▸ SOURCE MATERIAL:
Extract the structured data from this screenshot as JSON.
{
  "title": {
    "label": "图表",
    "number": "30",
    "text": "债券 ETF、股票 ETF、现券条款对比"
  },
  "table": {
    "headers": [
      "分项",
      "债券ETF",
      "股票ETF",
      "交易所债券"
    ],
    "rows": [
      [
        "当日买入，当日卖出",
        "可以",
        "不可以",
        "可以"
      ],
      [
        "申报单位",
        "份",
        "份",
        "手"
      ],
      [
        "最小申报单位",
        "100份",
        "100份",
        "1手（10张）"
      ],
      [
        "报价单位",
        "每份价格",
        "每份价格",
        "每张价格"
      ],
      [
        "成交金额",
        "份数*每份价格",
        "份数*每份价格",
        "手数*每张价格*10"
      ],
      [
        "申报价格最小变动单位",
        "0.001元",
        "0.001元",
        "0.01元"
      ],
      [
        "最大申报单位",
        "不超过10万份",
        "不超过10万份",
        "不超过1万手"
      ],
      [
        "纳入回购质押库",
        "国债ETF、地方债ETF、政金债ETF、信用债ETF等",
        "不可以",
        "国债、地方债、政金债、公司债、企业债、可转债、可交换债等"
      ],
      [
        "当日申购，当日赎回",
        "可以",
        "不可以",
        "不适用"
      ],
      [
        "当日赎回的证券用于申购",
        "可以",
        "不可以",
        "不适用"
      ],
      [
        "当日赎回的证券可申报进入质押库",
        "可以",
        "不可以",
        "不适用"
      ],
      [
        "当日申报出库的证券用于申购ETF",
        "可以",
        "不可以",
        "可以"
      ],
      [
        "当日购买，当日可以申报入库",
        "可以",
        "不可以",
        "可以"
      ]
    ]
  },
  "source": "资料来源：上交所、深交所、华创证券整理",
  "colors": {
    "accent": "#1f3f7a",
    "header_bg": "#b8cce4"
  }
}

▸ AIM OF THE TASK: Give the material above again, word for word.

▸ SOLUTION TO THE PROBLEM:
Extract the structured data from this screenshot as JSON.
{
  "title": {
    "label": "图表",
    "number": "30",
    "text": "债券 ETF、股票 ETF、现券条款对比"
  },
  "table": {
    "headers": [
      "分项",
      "债券ETF",
      "股票ETF",
      "交易所债券"
    ],
    "rows": [
      [
        "当日买入，当日卖出",
        "可以",
        "不可以",
        "可以"
      ],
      [
        "申报单位",
        "份",
        "份",
        "手"
      ],
      [
        "最小申报单位",
        "100份",
        "100份",
        "1手（10张）"
      ],
      [
        "报价单位",
        "每份价格",
        "每份价格",
        "每张价格"
      ],
      [
        "成交金额",
        "份数*每份价格",
        "份数*每份价格",
        "手数*每张价格*10"
      ],
      [
        "申报价格最小变动单位",
        "0.001元",
        "0.001元",
        "0.01元"
      ],
      [
        "最大申报单位",
        "不超过10万份",
        "不超过10万份",
        "不超过1万手"
      ],
      [
        "纳入回购质押库",
        "国债ETF、地方债ETF、政金债ETF、信用债ETF等",
        "不可以",
        "国债、地方债、政金债、公司债、企业债、可转债、可交换债等"
      ],
      [
        "当日申购，当日赎回",
        "可以",
        "不可以",
        "不适用"
      ],
      [
        "当日赎回的证券用于申购",
        "可以",
        "不可以",
        "不适用"
      ],
      [
        "当日赎回的证券可申报进入质押库",
        "可以",
        "不可以",
        "不适用"
      ],
      [
        "当日申报出库的证券用于申购ETF",
        "可以",
        "不可以",
        "可以"
      ],
      [
        "当日购买，当日可以申报入库",
        "可以",
        "不可以",
        "可以"
      ]
    ]
  },
  "source": "资料来源：上交所、深交所、华创证券整理",
  "colors": {
    "accent": "#1f3f7a",
    "header_bg": "#b8cce4"
  }
}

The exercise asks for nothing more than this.